_Set problem_
Locate the lines of the listing below that hold "реализацию", then copy each of them.

_Input for this task_

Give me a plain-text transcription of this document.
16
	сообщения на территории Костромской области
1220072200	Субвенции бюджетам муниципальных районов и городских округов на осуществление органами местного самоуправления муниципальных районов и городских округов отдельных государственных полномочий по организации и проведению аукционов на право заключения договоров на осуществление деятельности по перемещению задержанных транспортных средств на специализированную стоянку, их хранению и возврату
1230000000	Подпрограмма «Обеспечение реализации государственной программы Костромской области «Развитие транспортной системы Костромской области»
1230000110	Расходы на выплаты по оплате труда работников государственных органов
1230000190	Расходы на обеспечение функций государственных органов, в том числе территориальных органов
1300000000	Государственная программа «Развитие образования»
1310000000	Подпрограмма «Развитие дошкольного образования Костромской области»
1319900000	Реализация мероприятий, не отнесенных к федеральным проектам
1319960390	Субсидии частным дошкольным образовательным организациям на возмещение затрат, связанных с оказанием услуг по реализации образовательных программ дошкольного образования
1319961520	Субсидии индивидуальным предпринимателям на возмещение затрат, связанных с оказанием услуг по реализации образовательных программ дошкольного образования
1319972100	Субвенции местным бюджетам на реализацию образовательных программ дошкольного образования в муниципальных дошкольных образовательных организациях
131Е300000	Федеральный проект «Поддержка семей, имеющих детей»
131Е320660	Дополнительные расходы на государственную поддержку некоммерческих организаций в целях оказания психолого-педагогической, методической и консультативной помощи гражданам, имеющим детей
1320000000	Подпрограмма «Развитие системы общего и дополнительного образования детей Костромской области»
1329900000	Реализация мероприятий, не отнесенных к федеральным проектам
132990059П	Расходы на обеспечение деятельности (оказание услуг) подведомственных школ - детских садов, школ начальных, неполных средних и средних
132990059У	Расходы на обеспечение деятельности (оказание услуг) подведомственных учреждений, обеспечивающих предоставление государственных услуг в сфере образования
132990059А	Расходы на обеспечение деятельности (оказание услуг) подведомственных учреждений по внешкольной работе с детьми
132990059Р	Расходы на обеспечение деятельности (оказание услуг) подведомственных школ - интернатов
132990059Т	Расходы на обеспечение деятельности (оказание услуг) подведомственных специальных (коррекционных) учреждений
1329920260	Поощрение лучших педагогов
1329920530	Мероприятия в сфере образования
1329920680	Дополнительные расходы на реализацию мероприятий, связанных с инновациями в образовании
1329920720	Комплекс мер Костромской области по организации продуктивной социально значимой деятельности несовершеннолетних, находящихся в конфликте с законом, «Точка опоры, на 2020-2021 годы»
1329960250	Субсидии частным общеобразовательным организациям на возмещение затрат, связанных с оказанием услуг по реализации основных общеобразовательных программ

_Output for this exercise_
1319972100	Субвенции местным бюджетам на реализацию образовательных программ дошкольного образования в муниципальных дошкольных образовательных организациях
1329920680	Дополнительные расходы на реализацию мероприятий, связанных с инновациями в образовании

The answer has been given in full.